§ **PROVIDED RECORDS**
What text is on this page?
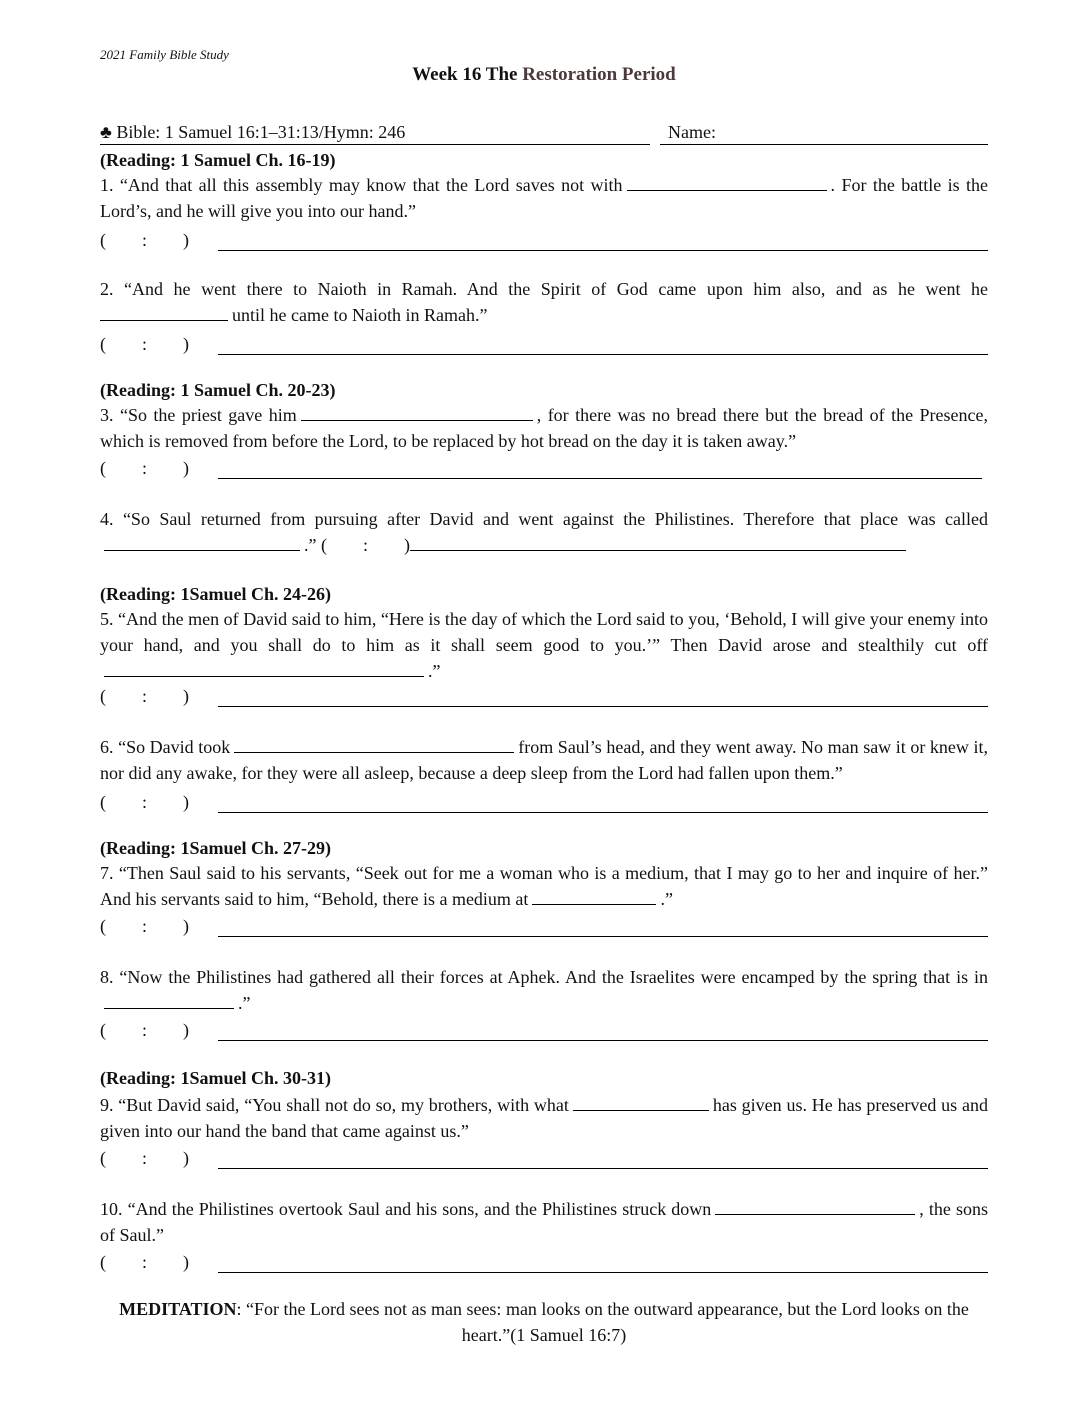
2021 Family Bible Study
Week 16 The Restoration Period
♣ Bible: 1 Samuel 16:1–31:13/Hymn: 246	Name:
(Reading: 1 Samuel Ch. 16-19)
1. “And that all this assembly may know that the Lord saves not with	. For the battle is the Lord’s, and he will give you into our hand.”
(        :        )
2. “And he went there to Naioth in Ramah. And the Spirit of God came upon him also, and as he went he until he came to Naioth in Ramah.”
(        :        )
(Reading: 1 Samuel Ch. 20-23)
3. “So the priest gave him	, for there was no bread there but the bread of the Presence, which is removed from before the Lord, to be replaced by hot bread on the day it is taken away.”
(        :        )
4. “So Saul returned from pursuing after David and went against the Philistines. Therefore that place was called.” (        :        )
(Reading: 1Samuel Ch. 24-26)
5. “And the men of David said to him, “Here is the day of which the Lord said to you, ‘Behold, I will give your enemy into your hand, and you shall do to him as it shall seem good to you.’” Then David arose and stealthily cut off.”
(        :        )
6. “So David took	from Saul’s head, and they went away. No man saw it or knew it, nor did any awake, for they were all asleep, because a deep sleep from the Lord had fallen upon them.”
(        :        )
(Reading: 1Samuel Ch. 27-29)
7. “Then Saul said to his servants, “Seek out for me a woman who is a medium, that I may go to her and inquire of her.” And his servants said to him, “Behold, there is a medium at	.”
(        :        )
8. “Now the Philistines had gathered all their forces at Aphek. And the Israelites were encamped by the spring that is in.”
(        :        )
(Reading: 1Samuel Ch. 30-31)
9. “But David said, “You shall not do so, my brothers, with what	has given us. He has preserved us and given into our hand the band that came against us.”
(        :        )
10. “And the Philistines overtook Saul and his sons, and the Philistines struck down	, the sons of Saul.”
(        :        )
MEDITATION: “For the Lord sees not as man sees: man looks on the outward appearance, but the Lord looks on the heart.”(1 Samuel 16:7)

§ **WHAT IS ASKED**
Keep only the lines that hold the string "into", and copy them out.

§ **FULL ANSWER**
1. “And that all this assembly may know that the Lord saves not with	. For the battle is the Lord’s, and he will give you into our hand.”
5. “And the men of David said to him, “Here is the day of which the Lord said to you, ‘Behold, I will give your enemy into your hand, and you shall do to him as it shall seem good to you.’” Then David arose and stealthily cut off.”
9. “But David said, “You shall not do so, my brothers, with what	has given us. He has preserved us and given into our hand the band that came against us.”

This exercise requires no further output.